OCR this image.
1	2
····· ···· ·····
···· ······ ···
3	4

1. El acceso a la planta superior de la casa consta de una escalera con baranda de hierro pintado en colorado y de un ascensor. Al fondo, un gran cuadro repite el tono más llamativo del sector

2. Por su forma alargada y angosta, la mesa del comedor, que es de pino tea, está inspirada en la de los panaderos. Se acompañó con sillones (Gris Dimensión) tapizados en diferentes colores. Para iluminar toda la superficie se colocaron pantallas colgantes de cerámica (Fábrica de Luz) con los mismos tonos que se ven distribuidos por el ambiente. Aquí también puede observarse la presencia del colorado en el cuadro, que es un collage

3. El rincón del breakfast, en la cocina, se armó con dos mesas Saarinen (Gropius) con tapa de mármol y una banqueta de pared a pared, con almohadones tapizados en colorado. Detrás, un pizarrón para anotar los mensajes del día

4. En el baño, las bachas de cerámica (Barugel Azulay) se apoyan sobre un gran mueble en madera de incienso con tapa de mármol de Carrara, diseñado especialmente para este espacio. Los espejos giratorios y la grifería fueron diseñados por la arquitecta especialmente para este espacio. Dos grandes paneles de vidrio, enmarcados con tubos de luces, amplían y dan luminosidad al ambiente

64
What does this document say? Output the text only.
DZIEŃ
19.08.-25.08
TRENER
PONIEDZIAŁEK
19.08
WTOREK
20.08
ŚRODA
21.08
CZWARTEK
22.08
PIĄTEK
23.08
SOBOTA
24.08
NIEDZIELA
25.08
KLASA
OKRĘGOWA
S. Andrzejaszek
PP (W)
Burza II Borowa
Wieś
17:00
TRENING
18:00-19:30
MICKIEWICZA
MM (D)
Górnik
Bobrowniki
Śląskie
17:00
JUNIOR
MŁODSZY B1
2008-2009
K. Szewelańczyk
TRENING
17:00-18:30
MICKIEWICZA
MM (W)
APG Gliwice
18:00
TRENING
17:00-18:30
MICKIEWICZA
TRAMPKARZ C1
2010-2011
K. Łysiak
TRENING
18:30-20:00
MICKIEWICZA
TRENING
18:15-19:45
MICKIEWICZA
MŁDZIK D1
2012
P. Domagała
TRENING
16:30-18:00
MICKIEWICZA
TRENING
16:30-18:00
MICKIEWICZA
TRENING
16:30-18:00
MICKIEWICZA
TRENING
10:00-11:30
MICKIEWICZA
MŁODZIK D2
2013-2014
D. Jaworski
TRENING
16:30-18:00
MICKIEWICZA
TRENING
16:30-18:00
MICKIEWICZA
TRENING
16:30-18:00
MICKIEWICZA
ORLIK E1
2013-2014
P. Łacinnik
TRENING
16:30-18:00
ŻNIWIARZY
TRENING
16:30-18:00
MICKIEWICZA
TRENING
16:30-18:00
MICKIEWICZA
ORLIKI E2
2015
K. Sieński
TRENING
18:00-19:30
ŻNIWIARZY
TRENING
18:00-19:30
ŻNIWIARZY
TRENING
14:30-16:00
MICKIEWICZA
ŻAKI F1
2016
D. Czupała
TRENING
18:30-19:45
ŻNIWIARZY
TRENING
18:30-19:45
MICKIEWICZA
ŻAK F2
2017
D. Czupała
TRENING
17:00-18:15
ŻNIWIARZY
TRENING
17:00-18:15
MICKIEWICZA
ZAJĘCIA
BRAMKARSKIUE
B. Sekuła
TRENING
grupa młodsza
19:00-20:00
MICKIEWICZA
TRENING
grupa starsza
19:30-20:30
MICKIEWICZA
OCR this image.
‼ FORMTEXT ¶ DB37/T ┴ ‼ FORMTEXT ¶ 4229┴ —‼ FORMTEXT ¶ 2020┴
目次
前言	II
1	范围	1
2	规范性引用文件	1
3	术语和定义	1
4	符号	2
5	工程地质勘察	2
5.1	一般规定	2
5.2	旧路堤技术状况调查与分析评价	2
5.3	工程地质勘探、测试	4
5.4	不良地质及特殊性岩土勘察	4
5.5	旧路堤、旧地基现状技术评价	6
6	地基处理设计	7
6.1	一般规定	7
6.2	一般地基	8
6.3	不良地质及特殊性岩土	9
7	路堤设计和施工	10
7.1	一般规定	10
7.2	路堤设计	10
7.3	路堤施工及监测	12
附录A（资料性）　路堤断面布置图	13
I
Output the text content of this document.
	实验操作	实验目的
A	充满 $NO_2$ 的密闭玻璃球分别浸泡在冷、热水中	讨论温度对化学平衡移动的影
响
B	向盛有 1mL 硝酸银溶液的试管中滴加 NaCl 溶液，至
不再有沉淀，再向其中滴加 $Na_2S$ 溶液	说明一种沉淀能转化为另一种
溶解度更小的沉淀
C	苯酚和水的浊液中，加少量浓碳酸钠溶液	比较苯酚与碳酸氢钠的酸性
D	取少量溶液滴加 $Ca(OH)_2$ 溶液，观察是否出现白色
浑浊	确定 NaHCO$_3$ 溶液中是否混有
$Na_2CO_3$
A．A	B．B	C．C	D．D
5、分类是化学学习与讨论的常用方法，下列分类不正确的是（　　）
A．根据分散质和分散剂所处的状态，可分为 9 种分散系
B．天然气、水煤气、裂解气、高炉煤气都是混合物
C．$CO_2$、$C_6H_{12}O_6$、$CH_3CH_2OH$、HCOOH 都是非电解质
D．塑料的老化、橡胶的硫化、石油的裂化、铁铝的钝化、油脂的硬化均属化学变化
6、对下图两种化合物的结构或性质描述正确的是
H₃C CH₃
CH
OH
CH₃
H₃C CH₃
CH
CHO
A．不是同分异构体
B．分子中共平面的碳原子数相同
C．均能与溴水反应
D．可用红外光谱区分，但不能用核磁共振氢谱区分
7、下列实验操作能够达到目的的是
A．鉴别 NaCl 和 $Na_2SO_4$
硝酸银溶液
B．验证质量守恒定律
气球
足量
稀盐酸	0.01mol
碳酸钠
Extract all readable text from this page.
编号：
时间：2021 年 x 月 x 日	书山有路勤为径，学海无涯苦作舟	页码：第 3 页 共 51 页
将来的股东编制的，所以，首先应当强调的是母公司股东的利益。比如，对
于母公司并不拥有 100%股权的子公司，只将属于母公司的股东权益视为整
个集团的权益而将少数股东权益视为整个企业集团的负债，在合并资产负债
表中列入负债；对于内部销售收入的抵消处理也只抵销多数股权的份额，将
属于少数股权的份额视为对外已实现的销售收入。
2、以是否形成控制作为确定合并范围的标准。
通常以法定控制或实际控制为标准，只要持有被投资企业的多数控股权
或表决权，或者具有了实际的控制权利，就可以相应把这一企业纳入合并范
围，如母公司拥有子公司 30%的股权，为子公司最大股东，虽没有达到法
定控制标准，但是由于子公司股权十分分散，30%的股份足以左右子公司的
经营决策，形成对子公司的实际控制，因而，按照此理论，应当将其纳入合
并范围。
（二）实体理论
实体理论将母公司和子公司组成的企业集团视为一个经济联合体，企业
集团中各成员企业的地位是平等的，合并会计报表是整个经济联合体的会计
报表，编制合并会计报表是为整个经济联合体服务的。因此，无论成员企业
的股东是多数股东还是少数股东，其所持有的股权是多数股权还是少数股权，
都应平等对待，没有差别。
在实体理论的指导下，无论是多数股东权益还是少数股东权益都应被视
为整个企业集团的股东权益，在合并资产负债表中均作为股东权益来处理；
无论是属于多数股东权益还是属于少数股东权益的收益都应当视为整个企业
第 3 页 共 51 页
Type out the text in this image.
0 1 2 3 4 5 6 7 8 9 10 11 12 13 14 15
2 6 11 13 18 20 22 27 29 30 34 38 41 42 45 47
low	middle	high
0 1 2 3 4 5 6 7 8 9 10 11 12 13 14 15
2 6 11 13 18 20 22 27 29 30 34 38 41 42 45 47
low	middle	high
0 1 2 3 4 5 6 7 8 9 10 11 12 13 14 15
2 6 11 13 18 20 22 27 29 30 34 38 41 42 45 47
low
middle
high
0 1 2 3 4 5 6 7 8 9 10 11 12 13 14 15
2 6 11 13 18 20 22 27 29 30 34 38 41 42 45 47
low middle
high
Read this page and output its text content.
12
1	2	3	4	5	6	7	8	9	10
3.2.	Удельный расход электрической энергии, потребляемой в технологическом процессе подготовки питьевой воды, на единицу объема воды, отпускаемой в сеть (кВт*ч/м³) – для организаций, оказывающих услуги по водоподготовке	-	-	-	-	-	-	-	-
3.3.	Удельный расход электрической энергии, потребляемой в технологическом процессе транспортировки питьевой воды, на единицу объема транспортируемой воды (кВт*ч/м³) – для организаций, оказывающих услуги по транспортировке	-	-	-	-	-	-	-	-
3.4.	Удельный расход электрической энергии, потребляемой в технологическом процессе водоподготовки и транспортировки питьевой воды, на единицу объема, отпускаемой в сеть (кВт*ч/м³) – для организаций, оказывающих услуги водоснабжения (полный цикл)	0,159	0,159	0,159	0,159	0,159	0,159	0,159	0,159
• • • • •
◆ DIRECTIONS: Extract the lines above from the one containing "Type out the text in this image." to the last line, both included, exactly as written.

◆ IN RESPONSE:
Type out the text in this image.
0 1 2 3 4 5 6 7 8 9 10 11 12 13 14 15
2 6 11 13 18 20 22 27 29 30 34 38 41 42 45 47
low	middle	high
0 1 2 3 4 5 6 7 8 9 10 11 12 13 14 15
2 6 11 13 18 20 22 27 29 30 34 38 41 42 45 47
low	middle	high
0 1 2 3 4 5 6 7 8 9 10 11 12 13 14 15
2 6 11 13 18 20 22 27 29 30 34 38 41 42 45 47
low
middle
high
0 1 2 3 4 5 6 7 8 9 10 11 12 13 14 15
2 6 11 13 18 20 22 27 29 30 34 38 41 42 45 47
low middle
high
Read this page and output its text content.
12
1	2	3	4	5	6	7	8	9	10
3.2.	Удельный расход электрической энергии, потребляемой в технологическом процессе подготовки питьевой воды, на единицу объема воды, отпускаемой в сеть (кВт*ч/м³) – для организаций, оказывающих услуги по водоподготовке	-	-	-	-	-	-	-	-
3.3.	Удельный расход электрической энергии, потребляемой в технологическом процессе транспортировки питьевой воды, на единицу объема транспортируемой воды (кВт*ч/м³) – для организаций, оказывающих услуги по транспортировке	-	-	-	-	-	-	-	-
3.4.	Удельный расход электрической энергии, потребляемой в технологическом процессе водоподготовки и транспортировки питьевой воды, на единицу объема, отпускаемой в сеть (кВт*ч/м³) – для организаций, оказывающих услуги водоснабжения (полный цикл)	0,159	0,159	0,159	0,159	0,159	0,159	0,159	0,159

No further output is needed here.